%%
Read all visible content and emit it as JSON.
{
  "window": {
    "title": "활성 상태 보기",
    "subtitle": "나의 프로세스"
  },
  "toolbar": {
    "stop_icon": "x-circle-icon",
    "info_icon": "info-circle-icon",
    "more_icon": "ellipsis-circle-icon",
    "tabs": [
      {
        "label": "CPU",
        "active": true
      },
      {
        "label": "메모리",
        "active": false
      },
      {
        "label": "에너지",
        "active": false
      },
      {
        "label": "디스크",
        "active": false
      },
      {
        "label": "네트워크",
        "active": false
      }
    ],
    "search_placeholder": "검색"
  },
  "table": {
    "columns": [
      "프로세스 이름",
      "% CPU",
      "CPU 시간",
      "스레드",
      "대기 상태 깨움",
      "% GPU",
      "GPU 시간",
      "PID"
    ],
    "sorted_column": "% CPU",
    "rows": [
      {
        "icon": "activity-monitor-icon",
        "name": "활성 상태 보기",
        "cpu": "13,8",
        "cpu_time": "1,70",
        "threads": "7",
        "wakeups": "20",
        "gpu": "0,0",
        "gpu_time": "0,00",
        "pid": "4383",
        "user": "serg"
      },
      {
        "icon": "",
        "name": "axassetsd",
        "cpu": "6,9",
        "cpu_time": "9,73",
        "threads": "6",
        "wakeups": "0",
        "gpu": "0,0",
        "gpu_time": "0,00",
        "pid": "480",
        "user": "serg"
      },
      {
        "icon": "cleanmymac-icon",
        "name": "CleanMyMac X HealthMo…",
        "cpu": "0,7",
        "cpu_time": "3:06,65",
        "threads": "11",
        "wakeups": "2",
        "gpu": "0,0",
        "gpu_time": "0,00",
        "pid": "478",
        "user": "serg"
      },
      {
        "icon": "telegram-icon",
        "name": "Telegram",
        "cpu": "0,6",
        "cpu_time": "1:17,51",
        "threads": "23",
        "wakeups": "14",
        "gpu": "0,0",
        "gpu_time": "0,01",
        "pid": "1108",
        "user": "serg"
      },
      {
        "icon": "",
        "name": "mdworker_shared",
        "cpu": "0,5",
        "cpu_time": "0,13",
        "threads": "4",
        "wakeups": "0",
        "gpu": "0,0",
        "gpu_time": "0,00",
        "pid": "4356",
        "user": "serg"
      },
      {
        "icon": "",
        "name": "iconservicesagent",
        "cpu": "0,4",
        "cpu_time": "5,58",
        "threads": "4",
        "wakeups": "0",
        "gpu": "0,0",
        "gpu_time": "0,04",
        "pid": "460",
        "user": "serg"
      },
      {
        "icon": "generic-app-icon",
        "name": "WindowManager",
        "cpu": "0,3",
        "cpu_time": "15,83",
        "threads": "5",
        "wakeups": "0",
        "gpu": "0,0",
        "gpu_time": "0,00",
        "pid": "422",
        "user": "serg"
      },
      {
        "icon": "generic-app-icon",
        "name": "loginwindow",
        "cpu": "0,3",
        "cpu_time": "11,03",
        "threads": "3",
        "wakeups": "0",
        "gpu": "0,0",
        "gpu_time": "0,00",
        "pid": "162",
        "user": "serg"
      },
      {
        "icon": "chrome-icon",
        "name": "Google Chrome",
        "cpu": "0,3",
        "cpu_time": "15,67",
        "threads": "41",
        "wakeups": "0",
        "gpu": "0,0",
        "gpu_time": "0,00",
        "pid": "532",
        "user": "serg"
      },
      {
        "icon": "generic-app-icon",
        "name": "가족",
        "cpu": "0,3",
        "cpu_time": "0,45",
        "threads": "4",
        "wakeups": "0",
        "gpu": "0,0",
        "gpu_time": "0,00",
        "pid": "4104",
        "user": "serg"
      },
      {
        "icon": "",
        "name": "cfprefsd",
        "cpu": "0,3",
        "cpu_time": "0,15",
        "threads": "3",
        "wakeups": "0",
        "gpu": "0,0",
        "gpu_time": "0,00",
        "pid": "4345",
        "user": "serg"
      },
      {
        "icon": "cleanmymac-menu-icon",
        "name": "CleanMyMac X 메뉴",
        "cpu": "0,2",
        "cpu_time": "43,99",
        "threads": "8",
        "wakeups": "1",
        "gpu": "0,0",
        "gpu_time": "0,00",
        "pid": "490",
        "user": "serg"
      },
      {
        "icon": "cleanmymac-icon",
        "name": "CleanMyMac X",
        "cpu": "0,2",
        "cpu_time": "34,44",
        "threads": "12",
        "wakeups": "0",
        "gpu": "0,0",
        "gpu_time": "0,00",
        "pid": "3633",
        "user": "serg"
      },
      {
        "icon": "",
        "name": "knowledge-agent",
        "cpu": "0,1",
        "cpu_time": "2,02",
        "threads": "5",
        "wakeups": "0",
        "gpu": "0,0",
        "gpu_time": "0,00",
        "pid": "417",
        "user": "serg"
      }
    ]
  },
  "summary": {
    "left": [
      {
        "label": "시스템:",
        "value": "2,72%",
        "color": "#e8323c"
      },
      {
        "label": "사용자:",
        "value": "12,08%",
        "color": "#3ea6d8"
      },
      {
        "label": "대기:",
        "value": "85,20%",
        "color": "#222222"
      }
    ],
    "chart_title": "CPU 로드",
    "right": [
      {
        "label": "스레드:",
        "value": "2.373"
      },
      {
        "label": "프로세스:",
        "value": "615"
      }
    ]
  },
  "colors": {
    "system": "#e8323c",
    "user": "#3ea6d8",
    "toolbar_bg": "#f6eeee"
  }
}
%%
- _Given request_
Check each line of the records above for the word "value", then give the number of lines that have it, with no other words.

- _Full solution_
5